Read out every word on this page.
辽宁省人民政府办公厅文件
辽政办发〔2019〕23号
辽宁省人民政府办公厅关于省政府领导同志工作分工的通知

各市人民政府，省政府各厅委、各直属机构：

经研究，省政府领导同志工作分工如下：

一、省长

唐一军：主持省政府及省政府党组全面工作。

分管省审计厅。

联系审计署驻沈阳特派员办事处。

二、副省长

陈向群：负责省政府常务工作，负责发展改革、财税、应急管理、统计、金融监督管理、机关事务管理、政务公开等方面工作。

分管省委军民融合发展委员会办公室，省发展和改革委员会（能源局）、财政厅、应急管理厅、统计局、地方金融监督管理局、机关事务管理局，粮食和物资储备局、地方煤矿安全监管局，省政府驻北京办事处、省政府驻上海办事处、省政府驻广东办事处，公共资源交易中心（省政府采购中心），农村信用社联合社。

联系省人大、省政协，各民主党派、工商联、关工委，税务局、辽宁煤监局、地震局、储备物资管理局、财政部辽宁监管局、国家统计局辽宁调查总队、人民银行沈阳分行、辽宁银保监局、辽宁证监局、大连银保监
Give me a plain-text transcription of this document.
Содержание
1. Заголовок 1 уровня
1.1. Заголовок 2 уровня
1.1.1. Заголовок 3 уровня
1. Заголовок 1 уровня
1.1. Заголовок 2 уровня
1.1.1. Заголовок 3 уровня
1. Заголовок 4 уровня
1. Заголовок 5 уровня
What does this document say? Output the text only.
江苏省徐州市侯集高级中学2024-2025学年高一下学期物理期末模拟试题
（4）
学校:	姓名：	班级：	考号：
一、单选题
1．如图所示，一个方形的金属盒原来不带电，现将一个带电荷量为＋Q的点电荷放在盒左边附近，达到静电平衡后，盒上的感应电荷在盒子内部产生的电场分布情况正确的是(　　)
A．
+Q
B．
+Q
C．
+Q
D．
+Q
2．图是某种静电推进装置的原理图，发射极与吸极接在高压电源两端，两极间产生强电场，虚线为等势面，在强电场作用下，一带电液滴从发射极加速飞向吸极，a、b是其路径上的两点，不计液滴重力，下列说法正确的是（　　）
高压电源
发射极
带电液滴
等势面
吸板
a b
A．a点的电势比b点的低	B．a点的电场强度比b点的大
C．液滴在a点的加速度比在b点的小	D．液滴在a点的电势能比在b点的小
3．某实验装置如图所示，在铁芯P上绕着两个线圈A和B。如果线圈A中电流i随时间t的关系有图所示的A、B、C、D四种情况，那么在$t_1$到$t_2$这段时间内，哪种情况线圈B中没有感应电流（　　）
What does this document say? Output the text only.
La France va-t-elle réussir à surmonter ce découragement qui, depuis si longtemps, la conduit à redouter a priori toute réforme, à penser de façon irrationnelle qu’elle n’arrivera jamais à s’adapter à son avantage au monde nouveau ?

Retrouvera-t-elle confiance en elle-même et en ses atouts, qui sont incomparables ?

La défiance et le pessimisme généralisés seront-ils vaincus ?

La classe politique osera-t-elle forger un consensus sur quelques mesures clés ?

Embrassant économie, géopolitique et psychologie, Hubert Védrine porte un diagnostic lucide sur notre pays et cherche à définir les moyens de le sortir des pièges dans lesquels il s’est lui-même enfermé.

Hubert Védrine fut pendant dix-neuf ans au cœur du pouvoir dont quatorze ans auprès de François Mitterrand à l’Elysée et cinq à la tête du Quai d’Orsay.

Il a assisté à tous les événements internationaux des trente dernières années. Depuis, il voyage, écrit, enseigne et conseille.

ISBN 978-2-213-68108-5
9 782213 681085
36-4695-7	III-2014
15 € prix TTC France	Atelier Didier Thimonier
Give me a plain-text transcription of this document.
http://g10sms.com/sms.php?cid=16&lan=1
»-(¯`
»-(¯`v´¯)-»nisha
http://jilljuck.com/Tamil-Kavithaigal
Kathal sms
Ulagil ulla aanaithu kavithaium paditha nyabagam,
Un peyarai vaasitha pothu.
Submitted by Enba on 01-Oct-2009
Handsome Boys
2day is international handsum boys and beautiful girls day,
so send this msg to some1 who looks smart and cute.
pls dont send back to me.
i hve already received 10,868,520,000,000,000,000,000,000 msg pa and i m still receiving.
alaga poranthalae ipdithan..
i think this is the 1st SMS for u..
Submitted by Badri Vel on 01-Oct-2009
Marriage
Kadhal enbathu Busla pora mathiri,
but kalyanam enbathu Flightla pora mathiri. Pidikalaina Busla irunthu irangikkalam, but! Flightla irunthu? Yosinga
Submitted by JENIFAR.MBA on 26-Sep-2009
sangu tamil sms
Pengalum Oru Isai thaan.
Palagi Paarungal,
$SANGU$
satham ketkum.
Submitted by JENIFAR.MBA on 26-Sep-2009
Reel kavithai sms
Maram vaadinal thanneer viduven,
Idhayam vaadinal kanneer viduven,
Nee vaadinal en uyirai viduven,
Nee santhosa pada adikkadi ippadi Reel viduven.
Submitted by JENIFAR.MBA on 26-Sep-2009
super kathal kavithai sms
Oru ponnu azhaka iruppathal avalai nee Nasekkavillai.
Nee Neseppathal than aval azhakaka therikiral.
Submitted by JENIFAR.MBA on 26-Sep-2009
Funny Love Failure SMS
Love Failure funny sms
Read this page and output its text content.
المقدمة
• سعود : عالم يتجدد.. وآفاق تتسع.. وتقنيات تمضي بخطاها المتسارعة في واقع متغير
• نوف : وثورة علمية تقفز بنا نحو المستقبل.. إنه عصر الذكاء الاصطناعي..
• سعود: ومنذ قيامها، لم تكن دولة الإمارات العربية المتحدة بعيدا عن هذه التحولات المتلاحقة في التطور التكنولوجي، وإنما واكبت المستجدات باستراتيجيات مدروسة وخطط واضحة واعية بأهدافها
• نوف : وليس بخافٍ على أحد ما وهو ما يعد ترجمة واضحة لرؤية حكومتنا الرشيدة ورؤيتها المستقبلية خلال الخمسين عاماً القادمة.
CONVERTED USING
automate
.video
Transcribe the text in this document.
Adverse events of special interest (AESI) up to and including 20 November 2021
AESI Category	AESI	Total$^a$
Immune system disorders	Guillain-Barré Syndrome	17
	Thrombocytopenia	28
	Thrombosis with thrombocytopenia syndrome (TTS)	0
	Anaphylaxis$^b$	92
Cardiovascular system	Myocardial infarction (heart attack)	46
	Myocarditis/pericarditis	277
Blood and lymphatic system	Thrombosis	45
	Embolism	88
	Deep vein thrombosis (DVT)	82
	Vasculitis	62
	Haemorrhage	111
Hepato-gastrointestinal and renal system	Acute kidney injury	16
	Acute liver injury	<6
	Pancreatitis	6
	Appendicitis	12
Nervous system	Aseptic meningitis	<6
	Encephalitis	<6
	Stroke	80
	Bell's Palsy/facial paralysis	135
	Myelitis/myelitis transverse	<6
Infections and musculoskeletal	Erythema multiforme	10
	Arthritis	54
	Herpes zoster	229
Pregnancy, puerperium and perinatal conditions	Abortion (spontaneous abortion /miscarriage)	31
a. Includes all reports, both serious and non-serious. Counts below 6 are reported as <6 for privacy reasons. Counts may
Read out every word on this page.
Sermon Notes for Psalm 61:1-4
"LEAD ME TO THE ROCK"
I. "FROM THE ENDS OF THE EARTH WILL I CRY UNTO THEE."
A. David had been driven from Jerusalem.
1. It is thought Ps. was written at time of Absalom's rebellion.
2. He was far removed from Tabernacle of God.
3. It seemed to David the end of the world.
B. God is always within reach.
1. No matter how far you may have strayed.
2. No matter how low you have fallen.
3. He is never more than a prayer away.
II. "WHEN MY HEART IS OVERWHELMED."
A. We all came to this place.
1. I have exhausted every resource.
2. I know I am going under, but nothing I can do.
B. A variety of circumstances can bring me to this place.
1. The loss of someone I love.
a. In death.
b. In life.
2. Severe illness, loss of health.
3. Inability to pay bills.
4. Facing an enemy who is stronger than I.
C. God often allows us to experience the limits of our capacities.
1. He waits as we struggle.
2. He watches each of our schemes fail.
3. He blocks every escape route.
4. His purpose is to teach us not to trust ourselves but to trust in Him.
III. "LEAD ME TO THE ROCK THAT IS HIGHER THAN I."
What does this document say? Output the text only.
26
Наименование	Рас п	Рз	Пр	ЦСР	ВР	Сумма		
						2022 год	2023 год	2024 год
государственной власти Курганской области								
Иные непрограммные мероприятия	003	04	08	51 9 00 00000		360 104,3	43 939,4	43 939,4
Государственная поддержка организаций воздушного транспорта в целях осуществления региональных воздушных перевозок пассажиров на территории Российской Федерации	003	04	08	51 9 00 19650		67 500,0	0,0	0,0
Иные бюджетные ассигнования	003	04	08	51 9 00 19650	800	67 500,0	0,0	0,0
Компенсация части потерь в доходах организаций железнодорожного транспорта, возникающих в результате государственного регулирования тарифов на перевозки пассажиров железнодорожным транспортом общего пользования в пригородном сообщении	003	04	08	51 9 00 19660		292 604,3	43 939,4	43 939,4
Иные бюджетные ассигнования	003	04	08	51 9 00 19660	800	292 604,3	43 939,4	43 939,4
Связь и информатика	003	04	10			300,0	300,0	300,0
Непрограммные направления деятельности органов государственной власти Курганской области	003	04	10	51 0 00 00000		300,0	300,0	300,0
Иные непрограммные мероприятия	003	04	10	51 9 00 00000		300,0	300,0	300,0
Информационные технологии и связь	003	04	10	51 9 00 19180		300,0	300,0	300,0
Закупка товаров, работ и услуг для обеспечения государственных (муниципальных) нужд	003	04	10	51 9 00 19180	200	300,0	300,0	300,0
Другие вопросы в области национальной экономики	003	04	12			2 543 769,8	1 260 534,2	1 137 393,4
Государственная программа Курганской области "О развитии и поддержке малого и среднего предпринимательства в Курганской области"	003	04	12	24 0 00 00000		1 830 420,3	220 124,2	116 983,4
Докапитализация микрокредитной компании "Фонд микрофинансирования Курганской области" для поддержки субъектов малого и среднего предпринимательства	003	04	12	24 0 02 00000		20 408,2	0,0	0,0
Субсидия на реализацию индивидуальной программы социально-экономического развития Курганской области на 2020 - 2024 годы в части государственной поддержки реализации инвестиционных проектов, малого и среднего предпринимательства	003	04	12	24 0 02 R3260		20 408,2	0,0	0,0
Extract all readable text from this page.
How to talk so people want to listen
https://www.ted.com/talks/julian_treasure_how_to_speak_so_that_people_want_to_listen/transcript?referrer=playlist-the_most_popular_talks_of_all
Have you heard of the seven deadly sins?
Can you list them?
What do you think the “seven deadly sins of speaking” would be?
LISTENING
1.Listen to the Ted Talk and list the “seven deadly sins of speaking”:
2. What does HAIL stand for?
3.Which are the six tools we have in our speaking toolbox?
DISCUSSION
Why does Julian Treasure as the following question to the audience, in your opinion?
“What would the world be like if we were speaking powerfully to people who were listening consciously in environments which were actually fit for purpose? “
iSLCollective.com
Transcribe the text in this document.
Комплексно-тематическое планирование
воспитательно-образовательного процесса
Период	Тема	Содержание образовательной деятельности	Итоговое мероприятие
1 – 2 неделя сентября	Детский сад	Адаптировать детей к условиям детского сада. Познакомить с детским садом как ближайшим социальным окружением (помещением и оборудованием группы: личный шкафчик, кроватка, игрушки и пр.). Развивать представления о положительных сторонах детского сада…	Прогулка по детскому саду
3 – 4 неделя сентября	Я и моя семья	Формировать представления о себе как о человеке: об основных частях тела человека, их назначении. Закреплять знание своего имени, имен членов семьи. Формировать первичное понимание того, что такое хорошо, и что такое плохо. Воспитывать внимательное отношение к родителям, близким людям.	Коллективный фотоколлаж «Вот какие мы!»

- WRITTEN INSTRUCTION: All lines that include "loss" are to be gathered and copied.

- WRITTEN ANSWER:
1. The loss of someone I love.
2. Severe illness, loss of health.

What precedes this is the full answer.